**TO-DO LIST**
- a) In the court ruling, what sentence did the trial judge give the appellant on 08 March 2021?
- b) Using the court ruling, mark each statement yes or no, and quote the words from the ruling that decide it. (i) The appeal was heard on 05 December 2023. (ii) The assessors were divided in their opinion on the appellant's guilt. (iii) The rape charge was brought under the Crimes Act.
- c) List every calendar date that appears in the court ruling.

-- start PAGE --

IN THE COURT OF APPEAL, FIJI
[On Appeal from the High Court]


CRIMINAL APPEAL NO. AAU 044 of 2021
[In the High Court at Suva Case No. HAC 20 of 2020]


BETWEEN:
NIMATI QIONIMUA
Appellant


AND:
THE STATE
Respondent


Coram: Prematilaka, RJA


Counsel: Mr. M. Fesaitu and Ms. Vulimainadave for Appellant
Mr. L. Burney for the Respondent


Date of Hearing: 05 December 2023
Date of Ruling: 11 December 2023


RULING


[1] The appellant had been charged in the High Court at Suva with one representative count of rape under the Penal Code. The victim (aged 13) was the appellant’s step daughter. The information read as follows:

COUNT ONE

(Representative Count)

Statement of Offence

RAPE: Contrary to Section 149 and 150 of the Penal Code.


Particulars of Offence

NIMATI QIONIMUA , between the 1st day of January 1987 and 28th day of January 1994, at Waibau, Naitasiri, in the Eastern Division, penetrated the vagina of TT, with his penis, without her consent.


[2] The assessors had unanimously opined that the appellant was guilty of rape. Having agreed with their opinion, the trial judge had convicted the appellant accordingly and sentenced him on 08 March 2021 to head sentence of 13 years imprisonment with a non-parole period of 08 years after deducting a period of remand of 01 year.

-- end PAGE --
-- start DATA RECORDS --

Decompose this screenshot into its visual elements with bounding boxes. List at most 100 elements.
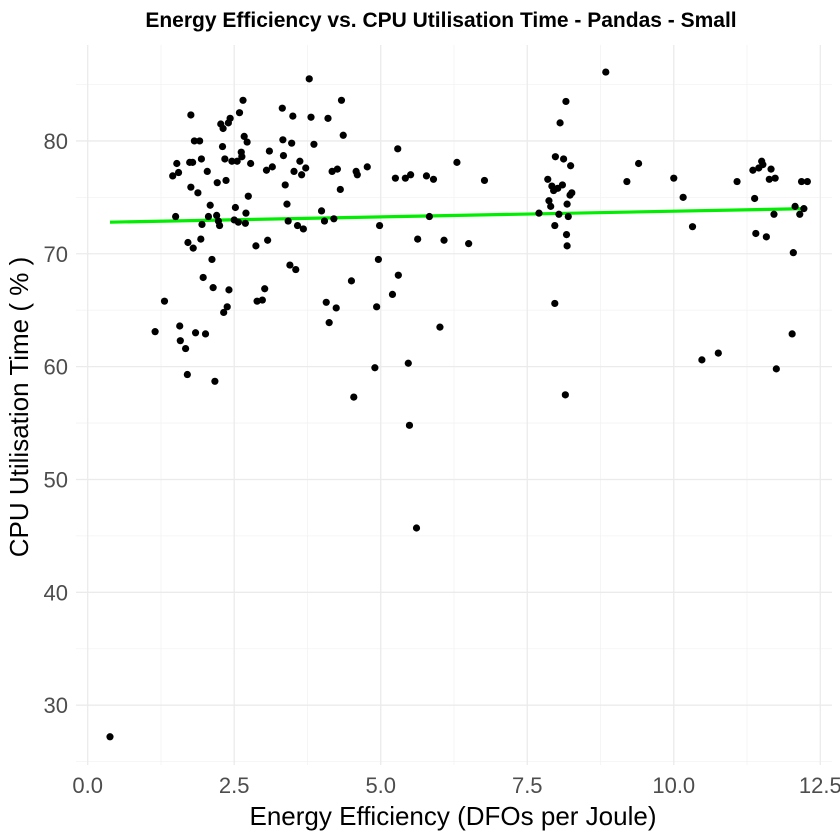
- data-point: [623, 177, 631, 186]
- data-point: [563, 200, 571, 208]
- data-point: [278, 104, 286, 112]
- data-point: [283, 200, 291, 208]
- data-point: [353, 171, 361, 179]
- data-point: [279, 151, 288, 160]
- data-point: [209, 284, 217, 292]
- data-point: [698, 356, 706, 364]
- data-point: [268, 163, 276, 171]
- data-point: [561, 391, 569, 399]
- data-point: [305, 75, 313, 83]
- data-point: [258, 296, 266, 304]
- data-point: [567, 162, 575, 170]
- data-point: [679, 193, 687, 201]
- data-point: [551, 221, 559, 230]
- data-point: [363, 163, 371, 171]
- data-point: [187, 111, 195, 119]
- trend-line: [109, 207, 806, 224]
- data-point: [751, 194, 759, 203]
- data-point: [388, 290, 397, 299]
- data-point: [221, 155, 229, 163]
- data-point: [752, 229, 760, 238]
- y-tick-label: 60: [44, 355, 68, 380]
- data-point: [762, 233, 770, 241]
- data-point: [262, 166, 271, 174]
- data-point: [189, 158, 197, 166]
- data-point: [302, 164, 310, 172]
- data-point: [465, 240, 473, 248]
- data-point: [771, 174, 779, 182]
- data-point: [749, 166, 757, 174]
- data-point: [394, 271, 402, 279]
- data-point: [243, 138, 251, 146]
- data-point: [394, 145, 402, 153]
- data-point: [371, 364, 379, 372]
- data-point: [234, 218, 242, 226]
- data-point: [770, 210, 778, 218]
- data-point: [602, 68, 610, 76]
- x-tick-label: 12.5: [799, 773, 840, 798]
- data-point: [800, 205, 808, 213]
- data-point: [296, 157, 304, 165]
- data-point: [480, 176, 489, 185]
- data-point: [201, 330, 210, 338]
- data-point: [425, 212, 433, 221]
- data-point: [688, 223, 697, 231]
- data-point: [247, 159, 255, 168]
- data-point: [189, 244, 197, 252]
- data-point: [374, 255, 382, 264]
- data-point: [213, 211, 221, 220]
- data-points: [106, 68, 811, 741]
- data-point: [429, 175, 438, 183]
- data-point: [714, 349, 722, 357]
- data-point: [286, 261, 294, 269]
- data-point: [231, 203, 240, 212]
- x-axis-ticks: 0.0 2.5 5.0 7.5 10.0 12.5: [72, 773, 840, 798]
- data-point: [244, 192, 252, 200]
- data-point: [290, 167, 298, 175]
- data-point: [391, 174, 399, 182]
- data-point: [325, 319, 333, 327]
- data-point: [563, 242, 571, 250]
- x-axis-title: Energy Efficiency (DFOs per Joule): [250, 801, 657, 831]
- data-point: [564, 212, 572, 221]
- data-point: [240, 132, 248, 141]
- data-point: [191, 329, 200, 337]
- data-point: [772, 365, 780, 373]
- data-point: [174, 168, 183, 177]
- data-point: [239, 96, 247, 104]
- y-tick-label: 30: [44, 693, 68, 718]
- x-tick-label: 5.0: [365, 773, 396, 798]
- data-point: [333, 165, 341, 173]
- data-point: [670, 174, 678, 182]
- data-point: [208, 255, 216, 264]
- data-point: [198, 220, 206, 229]
- x-tick-label: 7.5: [512, 773, 543, 798]
- data-point: [347, 277, 356, 285]
- data-point: [183, 370, 191, 379]
- chart-title: Energy Efficiency vs. CPU Utilisation Ti…: [145, 9, 736, 32]
- data-point: [261, 285, 269, 293]
- data-point: [568, 189, 576, 197]
- data-point: [172, 212, 180, 221]
- data-point: [789, 249, 797, 257]
- data-point: [151, 328, 159, 336]
- data-point: [350, 393, 358, 401]
- data-point: [218, 142, 227, 151]
- data-point: [281, 181, 289, 189]
- data-point: [767, 165, 775, 173]
- data-point: [206, 201, 214, 209]
- data-point: [796, 210, 804, 218]
- data-point: [339, 131, 347, 139]
- data-point: [320, 217, 329, 225]
- data-point: [307, 113, 315, 121]
- data-point: [252, 242, 260, 250]
- data-point: [405, 421, 414, 429]
- data-point: [181, 344, 190, 353]
- data-point: [215, 221, 224, 230]
- data-point: [196, 137, 204, 145]
- data-point: [222, 176, 230, 185]
- data-point: [235, 109, 244, 117]
- data-point: [765, 175, 773, 183]
- data-point: [544, 175, 552, 183]
- data-point: [106, 733, 114, 741]
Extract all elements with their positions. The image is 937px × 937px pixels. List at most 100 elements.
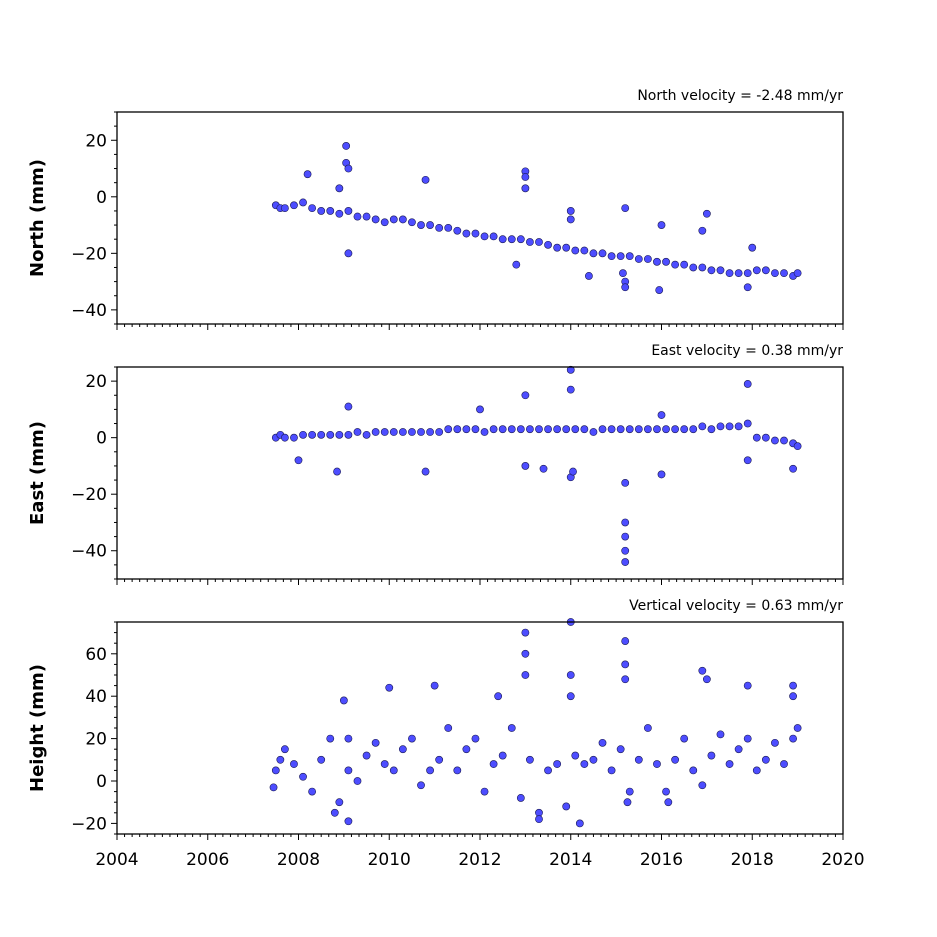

-- end DATA RECORDS --

**CORRECT ANSWERS**
- a) A head sentence of 13 years imprisonment with a non-parole period of 08 years, after deducting a period of remand of 01 year.

- b)
(i) Yes: "Date of Hearing: 05 December 2023"
(ii) No: "The assessors had unanimously opined that the appellant was guilty of rape."
(iii) No: "RAPE: Contrary to Section 149 and 150 of the Penal Code."

- c)
- 05 December 2023
- 11 December 2023
- 1st day of January 1987
- 28th day of January 1994
- 08 March 2021